* [EXERCISE DETAILS] Write out all of the entries exactly as given.

* [DATA SECTION]

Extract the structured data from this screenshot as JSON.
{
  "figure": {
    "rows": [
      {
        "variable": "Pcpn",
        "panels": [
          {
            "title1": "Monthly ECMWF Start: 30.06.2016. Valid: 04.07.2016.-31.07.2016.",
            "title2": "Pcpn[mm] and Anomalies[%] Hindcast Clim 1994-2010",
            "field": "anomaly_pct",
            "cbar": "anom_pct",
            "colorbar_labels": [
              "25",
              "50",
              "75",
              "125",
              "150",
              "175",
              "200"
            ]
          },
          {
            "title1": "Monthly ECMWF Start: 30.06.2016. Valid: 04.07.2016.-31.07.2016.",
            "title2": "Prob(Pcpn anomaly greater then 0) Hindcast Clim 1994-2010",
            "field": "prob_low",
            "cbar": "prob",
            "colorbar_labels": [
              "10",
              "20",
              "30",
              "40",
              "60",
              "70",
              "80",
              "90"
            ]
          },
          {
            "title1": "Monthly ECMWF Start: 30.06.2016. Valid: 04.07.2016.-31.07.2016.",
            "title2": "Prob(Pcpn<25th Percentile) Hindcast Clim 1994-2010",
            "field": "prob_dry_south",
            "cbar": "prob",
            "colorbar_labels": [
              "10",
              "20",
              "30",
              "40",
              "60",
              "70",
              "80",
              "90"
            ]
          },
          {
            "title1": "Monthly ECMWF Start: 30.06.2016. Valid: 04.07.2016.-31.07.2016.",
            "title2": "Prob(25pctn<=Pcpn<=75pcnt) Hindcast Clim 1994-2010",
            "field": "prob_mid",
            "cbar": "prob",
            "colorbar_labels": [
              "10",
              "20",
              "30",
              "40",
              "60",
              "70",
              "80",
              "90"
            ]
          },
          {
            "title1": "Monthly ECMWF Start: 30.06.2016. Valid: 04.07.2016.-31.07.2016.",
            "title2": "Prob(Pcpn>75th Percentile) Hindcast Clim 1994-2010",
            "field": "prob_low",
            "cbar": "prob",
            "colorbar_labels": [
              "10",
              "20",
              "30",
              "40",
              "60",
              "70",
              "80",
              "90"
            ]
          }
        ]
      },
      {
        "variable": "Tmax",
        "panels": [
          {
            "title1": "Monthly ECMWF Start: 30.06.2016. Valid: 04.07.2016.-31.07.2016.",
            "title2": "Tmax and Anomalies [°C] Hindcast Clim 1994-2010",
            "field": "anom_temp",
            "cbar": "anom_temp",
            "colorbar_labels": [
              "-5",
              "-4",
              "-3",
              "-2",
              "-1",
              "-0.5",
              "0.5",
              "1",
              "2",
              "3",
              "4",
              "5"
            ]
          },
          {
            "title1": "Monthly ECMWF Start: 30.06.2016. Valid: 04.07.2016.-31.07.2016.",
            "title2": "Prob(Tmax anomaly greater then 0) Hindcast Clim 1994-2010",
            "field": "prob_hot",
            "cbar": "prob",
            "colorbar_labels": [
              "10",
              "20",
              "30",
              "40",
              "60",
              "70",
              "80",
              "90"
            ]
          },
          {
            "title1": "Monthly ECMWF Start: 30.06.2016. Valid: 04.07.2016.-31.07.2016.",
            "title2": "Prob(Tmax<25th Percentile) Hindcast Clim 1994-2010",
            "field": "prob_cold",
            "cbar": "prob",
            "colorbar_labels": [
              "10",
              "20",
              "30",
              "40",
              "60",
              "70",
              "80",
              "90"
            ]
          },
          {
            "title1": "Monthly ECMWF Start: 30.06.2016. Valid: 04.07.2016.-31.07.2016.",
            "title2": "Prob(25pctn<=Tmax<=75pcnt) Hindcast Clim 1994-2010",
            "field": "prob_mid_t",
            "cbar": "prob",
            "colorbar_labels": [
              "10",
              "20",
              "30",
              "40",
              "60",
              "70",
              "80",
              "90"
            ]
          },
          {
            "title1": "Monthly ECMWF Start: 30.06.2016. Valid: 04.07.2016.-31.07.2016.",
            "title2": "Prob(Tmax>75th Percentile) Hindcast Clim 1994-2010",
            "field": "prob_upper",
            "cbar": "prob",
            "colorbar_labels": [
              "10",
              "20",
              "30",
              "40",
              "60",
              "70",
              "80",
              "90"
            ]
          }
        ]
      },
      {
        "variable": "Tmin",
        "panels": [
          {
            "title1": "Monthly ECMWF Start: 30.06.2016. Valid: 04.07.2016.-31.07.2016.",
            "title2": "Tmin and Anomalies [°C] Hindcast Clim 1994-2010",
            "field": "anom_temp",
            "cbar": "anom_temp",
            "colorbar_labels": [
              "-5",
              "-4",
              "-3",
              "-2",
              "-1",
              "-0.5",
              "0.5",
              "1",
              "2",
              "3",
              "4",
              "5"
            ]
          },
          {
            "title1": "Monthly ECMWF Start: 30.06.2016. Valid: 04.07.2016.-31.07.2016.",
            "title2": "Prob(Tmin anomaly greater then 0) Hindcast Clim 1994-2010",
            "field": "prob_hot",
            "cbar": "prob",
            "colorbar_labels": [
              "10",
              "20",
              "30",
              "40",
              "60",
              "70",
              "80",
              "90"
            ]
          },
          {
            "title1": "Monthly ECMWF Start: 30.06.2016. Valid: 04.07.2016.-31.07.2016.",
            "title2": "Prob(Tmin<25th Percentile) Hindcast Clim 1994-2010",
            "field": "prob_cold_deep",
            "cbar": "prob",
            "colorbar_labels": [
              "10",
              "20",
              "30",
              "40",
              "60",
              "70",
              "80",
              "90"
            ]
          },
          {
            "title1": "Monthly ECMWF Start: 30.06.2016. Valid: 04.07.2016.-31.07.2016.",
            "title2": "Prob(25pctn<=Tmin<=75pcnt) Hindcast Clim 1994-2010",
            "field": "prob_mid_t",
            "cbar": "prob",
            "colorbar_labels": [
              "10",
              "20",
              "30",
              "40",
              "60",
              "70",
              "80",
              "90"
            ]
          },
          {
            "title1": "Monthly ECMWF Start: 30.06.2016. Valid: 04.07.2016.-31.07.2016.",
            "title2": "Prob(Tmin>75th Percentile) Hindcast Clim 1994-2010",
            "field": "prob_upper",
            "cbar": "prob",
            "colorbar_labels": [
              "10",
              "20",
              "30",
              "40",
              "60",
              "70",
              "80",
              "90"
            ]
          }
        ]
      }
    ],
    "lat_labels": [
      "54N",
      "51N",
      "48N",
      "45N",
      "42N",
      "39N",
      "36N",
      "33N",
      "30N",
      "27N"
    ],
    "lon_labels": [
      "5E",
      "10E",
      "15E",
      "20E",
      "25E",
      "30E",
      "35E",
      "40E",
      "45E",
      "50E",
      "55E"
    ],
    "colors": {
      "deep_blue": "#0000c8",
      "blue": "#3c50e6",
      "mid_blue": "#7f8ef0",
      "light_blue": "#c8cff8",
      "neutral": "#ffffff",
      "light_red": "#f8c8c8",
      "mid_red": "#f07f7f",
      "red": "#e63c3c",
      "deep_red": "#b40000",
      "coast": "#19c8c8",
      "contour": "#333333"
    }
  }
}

* [ANSWER TO THIS TASK]
Extract the structured data from this screenshot as JSON.
{
  "figure": {
    "rows": [
      {
        "variable": "Pcpn",
        "panels": [
          {
            "title1": "Monthly ECMWF Start: 30.06.2016. Valid: 04.07.2016.-31.07.2016.",
            "title2": "Pcpn[mm] and Anomalies[%] Hindcast Clim 1994-2010",
            "field": "anomaly_pct",
            "cbar": "anom_pct",
            "colorbar_labels": [
              "25",
              "50",
              "75",
              "125",
              "150",
              "175",
              "200"
            ]
          },
          {
            "title1": "Monthly ECMWF Start: 30.06.2016. Valid: 04.07.2016.-31.07.2016.",
            "title2": "Prob(Pcpn anomaly greater then 0) Hindcast Clim 1994-2010",
            "field": "prob_low",
            "cbar": "prob",
            "colorbar_labels": [
              "10",
              "20",
              "30",
              "40",
              "60",
              "70",
              "80",
              "90"
            ]
          },
          {
            "title1": "Monthly ECMWF Start: 30.06.2016. Valid: 04.07.2016.-31.07.2016.",
            "title2": "Prob(Pcpn<25th Percentile) Hindcast Clim 1994-2010",
            "field": "prob_dry_south",
            "cbar": "prob",
            "colorbar_labels": [
              "10",
              "20",
              "30",
              "40",
              "60",
              "70",
              "80",
              "90"
            ]
          },
          {
            "title1": "Monthly ECMWF Start: 30.06.2016. Valid: 04.07.2016.-31.07.2016.",
            "title2": "Prob(25pctn<=Pcpn<=75pcnt) Hindcast Clim 1994-2010",
            "field": "prob_mid",
            "cbar": "prob",
            "colorbar_labels": [
              "10",
              "20",
              "30",
              "40",
              "60",
              "70",
              "80",
              "90"
            ]
          },
          {
            "title1": "Monthly ECMWF Start: 30.06.2016. Valid: 04.07.2016.-31.07.2016.",
            "title2": "Prob(Pcpn>75th Percentile) Hindcast Clim 1994-2010",
            "field": "prob_low",
            "cbar": "prob",
            "colorbar_labels": [
              "10",
              "20",
              "30",
              "40",
              "60",
              "70",
              "80",
              "90"
            ]
          }
        ]
      },
      {
        "variable": "Tmax",
        "panels": [
          {
            "title1": "Monthly ECMWF Start: 30.06.2016. Valid: 04.07.2016.-31.07.2016.",
            "title2": "Tmax and Anomalies [°C] Hindcast Clim 1994-2010",
            "field": "anom_temp",
            "cbar": "anom_temp",
            "colorbar_labels": [
              "-5",
              "-4",
              "-3",
              "-2",
              "-1",
              "-0.5",
              "0.5",
              "1",
              "2",
              "3",
              "4",
              "5"
            ]
          },
          {
            "title1": "Monthly ECMWF Start: 30.06.2016. Valid: 04.07.2016.-31.07.2016.",
            "title2": "Prob(Tmax anomaly greater then 0) Hindcast Clim 1994-2010",
            "field": "prob_hot",
            "cbar": "prob",
            "colorbar_labels": [
              "10",
              "20",
              "30",
              "40",
              "60",
              "70",
              "80",
              "90"
            ]
          },
          {
            "title1": "Monthly ECMWF Start: 30.06.2016. Valid: 04.07.2016.-31.07.2016.",
            "title2": "Prob(Tmax<25th Percentile) Hindcast Clim 1994-2010",
            "field": "prob_cold",
            "cbar": "prob",
            "colorbar_labels": [
              "10",
              "20",
              "30",
              "40",
              "60",
              "70",
              "80",
              "90"
            ]
          },
          {
            "title1": "Monthly ECMWF Start: 30.06.2016. Valid: 04.07.2016.-31.07.2016.",
            "title2": "Prob(25pctn<=Tmax<=75pcnt) Hindcast Clim 1994-2010",
            "field": "prob_mid_t",
            "cbar": "prob",
            "colorbar_labels": [
              "10",
              "20",
              "30",
              "40",
              "60",
              "70",
              "80",
              "90"
            ]
          },
          {
            "title1": "Monthly ECMWF Start: 30.06.2016. Valid: 04.07.2016.-31.07.2016.",
            "title2": "Prob(Tmax>75th Percentile) Hindcast Clim 1994-2010",
            "field": "prob_upper",
            "cbar": "prob",
            "colorbar_labels": [
              "10",
              "20",
              "30",
              "40",
              "60",
              "70",
              "80",
              "90"
            ]
          }
        ]
      },
      {
        "variable": "Tmin",
        "panels": [
          {
            "title1": "Monthly ECMWF Start: 30.06.2016. Valid: 04.07.2016.-31.07.2016.",
            "title2": "Tmin and Anomalies [°C] Hindcast Clim 1994-2010",
            "field": "anom_temp",
            "cbar": "anom_temp",
            "colorbar_labels": [
              "-5",
              "-4",
              "-3",
              "-2",
              "-1",
              "-0.5",
              "0.5",
              "1",
              "2",
              "3",
              "4",
              "5"
            ]
          },
          {
            "title1": "Monthly ECMWF Start: 30.06.2016. Valid: 04.07.2016.-31.07.2016.",
            "title2": "Prob(Tmin anomaly greater then 0) Hindcast Clim 1994-2010",
            "field": "prob_hot",
            "cbar": "prob",
            "colorbar_labels": [
              "10",
              "20",
              "30",
              "40",
              "60",
              "70",
              "80",
              "90"
            ]
          },
          {
            "title1": "Monthly ECMWF Start: 30.06.2016. Valid: 04.07.2016.-31.07.2016.",
            "title2": "Prob(Tmin<25th Percentile) Hindcast Clim 1994-2010",
            "field": "prob_cold_deep",
            "cbar": "prob",
            "colorbar_labels": [
              "10",
              "20",
              "30",
              "40",
              "60",
              "70",
              "80",
              "90"
            ]
          },
          {
            "title1": "Monthly ECMWF Start: 30.06.2016. Valid: 04.07.2016.-31.07.2016.",
            "title2": "Prob(25pctn<=Tmin<=75pcnt) Hindcast Clim 1994-2010",
            "field": "prob_mid_t",
            "cbar": "prob",
            "colorbar_labels": [
              "10",
              "20",
              "30",
              "40",
              "60",
              "70",
              "80",
              "90"
            ]
          },
          {
            "title1": "Monthly ECMWF Start: 30.06.2016. Valid: 04.07.2016.-31.07.2016.",
            "title2": "Prob(Tmin>75th Percentile) Hindcast Clim 1994-2010",
            "field": "prob_upper",
            "cbar": "prob",
            "colorbar_labels": [
              "10",
              "20",
              "30",
              "40",
              "60",
              "70",
              "80",
              "90"
            ]
          }
        ]
      }
    ],
    "lat_labels": [
      "54N",
      "51N",
      "48N",
      "45N",
      "42N",
      "39N",
      "36N",
      "33N",
      "30N",
      "27N"
    ],
    "lon_labels": [
      "5E",
      "10E",
      "15E",
      "20E",
      "25E",
      "30E",
      "35E",
      "40E",
      "45E",
      "50E",
      "55E"
    ],
    "colors": {
      "deep_blue": "#0000c8",
      "blue": "#3c50e6",
      "mid_blue": "#7f8ef0",
      "light_blue": "#c8cff8",
      "neutral": "#ffffff",
      "light_red": "#f8c8c8",
      "mid_red": "#f07f7f",
      "red": "#e63c3c",
      "deep_red": "#b40000",
      "coast": "#19c8c8",
      "contour": "#333333"
    }
  }
}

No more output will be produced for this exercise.